*To be done*
Extract each line of the data and write it out again exactly.

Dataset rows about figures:
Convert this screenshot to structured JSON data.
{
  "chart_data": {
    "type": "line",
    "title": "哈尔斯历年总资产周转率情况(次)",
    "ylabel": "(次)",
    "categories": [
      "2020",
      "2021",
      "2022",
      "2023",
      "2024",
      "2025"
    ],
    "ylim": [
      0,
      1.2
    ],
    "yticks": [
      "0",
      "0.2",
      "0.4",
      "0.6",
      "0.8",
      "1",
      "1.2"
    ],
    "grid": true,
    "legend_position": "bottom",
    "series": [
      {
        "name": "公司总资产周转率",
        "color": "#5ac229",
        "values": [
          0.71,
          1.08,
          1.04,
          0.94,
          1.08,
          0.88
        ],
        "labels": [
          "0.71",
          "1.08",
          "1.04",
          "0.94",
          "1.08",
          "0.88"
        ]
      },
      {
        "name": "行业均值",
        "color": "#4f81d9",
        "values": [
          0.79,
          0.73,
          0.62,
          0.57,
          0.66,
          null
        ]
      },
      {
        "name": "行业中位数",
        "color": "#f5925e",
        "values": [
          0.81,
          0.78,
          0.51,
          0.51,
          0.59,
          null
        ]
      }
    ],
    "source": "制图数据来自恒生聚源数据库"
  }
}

*Expected answer*
Convert this screenshot to structured JSON data.
{
  "chart_data": {
    "type": "line",
    "title": "哈尔斯历年总资产周转率情况(次)",
    "ylabel": "(次)",
    "categories": [
      "2020",
      "2021",
      "2022",
      "2023",
      "2024",
      "2025"
    ],
    "ylim": [
      0,
      1.2
    ],
    "yticks": [
      "0",
      "0.2",
      "0.4",
      "0.6",
      "0.8",
      "1",
      "1.2"
    ],
    "grid": true,
    "legend_position": "bottom",
    "series": [
      {
        "name": "公司总资产周转率",
        "color": "#5ac229",
        "values": [
          0.71,
          1.08,
          1.04,
          0.94,
          1.08,
          0.88
        ],
        "labels": [
          "0.71",
          "1.08",
          "1.04",
          "0.94",
          "1.08",
          "0.88"
        ]
      },
      {
        "name": "行业均值",
        "color": "#4f81d9",
        "values": [
          0.79,
          0.73,
          0.62,
          0.57,
          0.66,
          null
        ]
      },
      {
        "name": "行业中位数",
        "color": "#f5925e",
        "values": [
          0.81,
          0.78,
          0.51,
          0.51,
          0.59,
          null
        ]
      }
    ],
    "source": "制图数据来自恒生聚源数据库"
  }
}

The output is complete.